Given information:
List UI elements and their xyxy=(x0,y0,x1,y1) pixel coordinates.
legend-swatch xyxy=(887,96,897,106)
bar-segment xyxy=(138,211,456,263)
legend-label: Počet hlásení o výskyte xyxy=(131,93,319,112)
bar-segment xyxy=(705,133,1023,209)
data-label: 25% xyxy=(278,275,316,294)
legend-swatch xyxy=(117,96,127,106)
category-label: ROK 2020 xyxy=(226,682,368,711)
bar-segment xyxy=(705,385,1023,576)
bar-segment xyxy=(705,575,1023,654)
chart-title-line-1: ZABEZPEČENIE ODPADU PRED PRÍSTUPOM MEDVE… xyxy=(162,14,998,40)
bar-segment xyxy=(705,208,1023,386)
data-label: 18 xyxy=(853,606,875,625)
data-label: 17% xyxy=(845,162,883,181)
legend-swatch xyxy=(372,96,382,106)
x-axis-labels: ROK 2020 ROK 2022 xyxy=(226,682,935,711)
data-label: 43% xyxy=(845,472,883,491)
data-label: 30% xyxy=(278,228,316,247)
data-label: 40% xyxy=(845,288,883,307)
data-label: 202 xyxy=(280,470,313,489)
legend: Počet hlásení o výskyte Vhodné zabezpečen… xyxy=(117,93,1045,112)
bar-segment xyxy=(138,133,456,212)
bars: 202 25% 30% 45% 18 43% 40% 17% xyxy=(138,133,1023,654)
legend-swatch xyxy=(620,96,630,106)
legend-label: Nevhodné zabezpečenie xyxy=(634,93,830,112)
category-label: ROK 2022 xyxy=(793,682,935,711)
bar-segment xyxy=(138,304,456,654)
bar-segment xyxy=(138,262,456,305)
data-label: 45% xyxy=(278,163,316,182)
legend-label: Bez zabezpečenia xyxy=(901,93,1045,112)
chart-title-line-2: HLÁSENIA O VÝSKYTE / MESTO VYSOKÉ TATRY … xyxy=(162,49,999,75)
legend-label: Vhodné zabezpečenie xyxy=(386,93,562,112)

* * *

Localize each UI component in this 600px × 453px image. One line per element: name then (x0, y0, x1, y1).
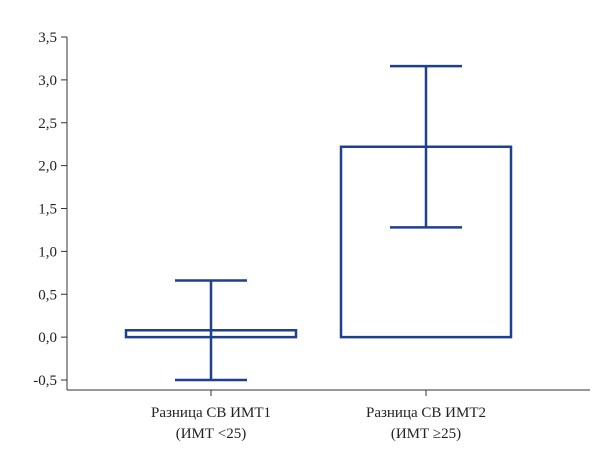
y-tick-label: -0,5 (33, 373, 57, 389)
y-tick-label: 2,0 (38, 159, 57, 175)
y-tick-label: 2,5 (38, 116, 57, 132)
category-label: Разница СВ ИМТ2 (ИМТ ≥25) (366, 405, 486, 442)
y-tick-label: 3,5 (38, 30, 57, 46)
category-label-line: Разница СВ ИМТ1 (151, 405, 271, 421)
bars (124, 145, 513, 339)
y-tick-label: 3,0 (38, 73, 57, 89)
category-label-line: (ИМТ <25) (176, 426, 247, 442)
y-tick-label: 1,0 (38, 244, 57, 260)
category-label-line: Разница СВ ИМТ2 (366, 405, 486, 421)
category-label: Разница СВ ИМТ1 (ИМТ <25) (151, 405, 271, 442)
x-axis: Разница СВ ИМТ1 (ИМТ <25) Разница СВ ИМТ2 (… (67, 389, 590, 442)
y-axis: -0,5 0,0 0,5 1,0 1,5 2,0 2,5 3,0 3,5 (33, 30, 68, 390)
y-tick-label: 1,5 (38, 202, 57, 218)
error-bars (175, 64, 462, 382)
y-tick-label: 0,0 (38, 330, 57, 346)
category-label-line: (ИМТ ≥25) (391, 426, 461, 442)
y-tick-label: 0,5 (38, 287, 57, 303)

* * *

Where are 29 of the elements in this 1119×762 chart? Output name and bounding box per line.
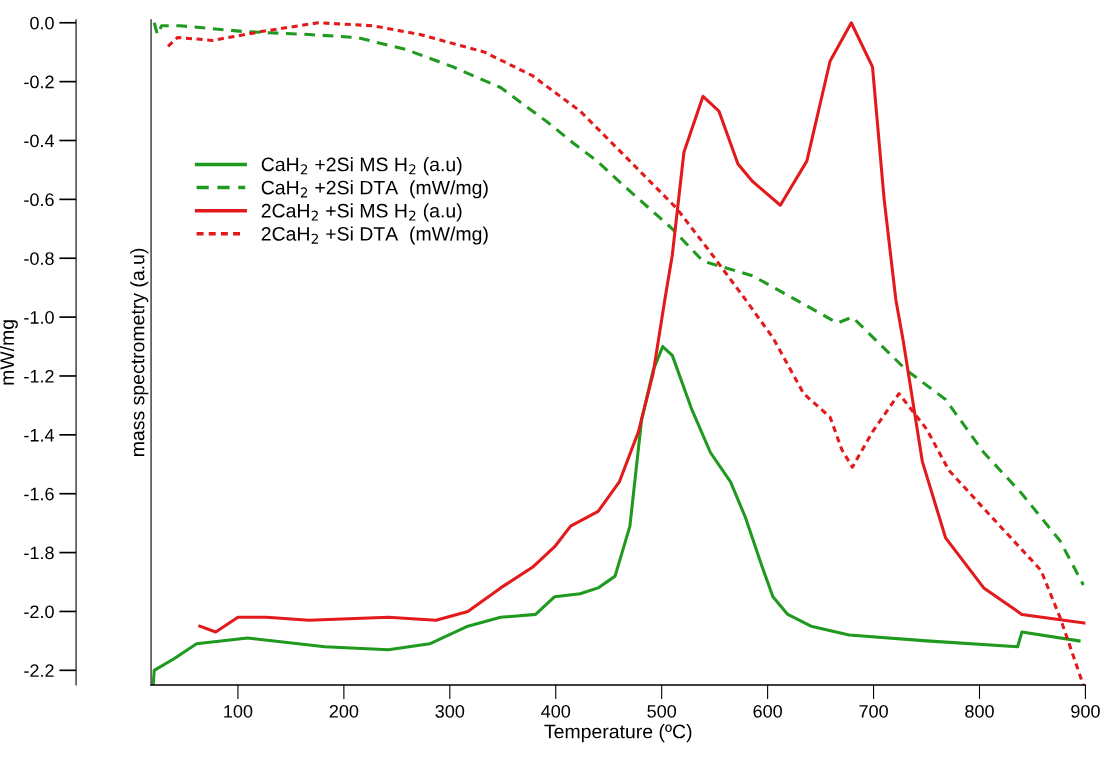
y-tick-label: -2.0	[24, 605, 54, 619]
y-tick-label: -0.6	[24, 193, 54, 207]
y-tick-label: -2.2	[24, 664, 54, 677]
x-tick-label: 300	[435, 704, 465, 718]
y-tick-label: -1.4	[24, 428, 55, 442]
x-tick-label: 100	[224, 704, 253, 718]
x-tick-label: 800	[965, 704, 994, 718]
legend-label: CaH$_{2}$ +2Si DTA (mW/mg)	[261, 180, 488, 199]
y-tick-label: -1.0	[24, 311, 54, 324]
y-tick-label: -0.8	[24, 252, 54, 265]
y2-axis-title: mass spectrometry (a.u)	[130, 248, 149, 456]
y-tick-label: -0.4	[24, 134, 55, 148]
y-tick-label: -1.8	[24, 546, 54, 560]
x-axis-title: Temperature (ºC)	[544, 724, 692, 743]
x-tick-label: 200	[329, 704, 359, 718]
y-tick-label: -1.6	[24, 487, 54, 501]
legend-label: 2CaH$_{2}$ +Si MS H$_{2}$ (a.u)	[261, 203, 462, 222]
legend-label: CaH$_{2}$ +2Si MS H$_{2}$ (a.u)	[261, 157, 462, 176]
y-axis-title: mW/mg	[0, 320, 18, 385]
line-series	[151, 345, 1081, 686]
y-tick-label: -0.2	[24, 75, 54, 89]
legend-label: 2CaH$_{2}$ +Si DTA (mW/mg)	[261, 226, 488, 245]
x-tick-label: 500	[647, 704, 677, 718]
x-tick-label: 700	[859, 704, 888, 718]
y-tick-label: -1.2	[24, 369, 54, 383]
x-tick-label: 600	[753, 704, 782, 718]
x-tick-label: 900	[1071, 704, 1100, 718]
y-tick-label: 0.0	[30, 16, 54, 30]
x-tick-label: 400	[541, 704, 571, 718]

Task instructions: Copy out everything in the material from the line that contains "List UI elements" down to the line that contains "chart-title-line-1: ZABEZPEČENIE ODPADU", with both of those lines included.

Full response:
List UI elements and their xyxy=(x0,y0,x1,y1) pixel coordinates.
legend-swatch xyxy=(887,96,897,106)
bar-segment xyxy=(138,211,456,263)
legend-label: Počet hlásení o výskyte xyxy=(131,93,319,112)
bar-segment xyxy=(705,133,1023,209)
data-label: 25% xyxy=(278,275,316,294)
legend-swatch xyxy=(117,96,127,106)
category-label: ROK 2020 xyxy=(226,682,368,711)
bar-segment xyxy=(705,385,1023,576)
bar-segment xyxy=(705,575,1023,654)
chart-title-line-1: ZABEZPEČENIE ODPADU PRED PRÍSTUPOM MEDVE… xyxy=(162,14,998,40)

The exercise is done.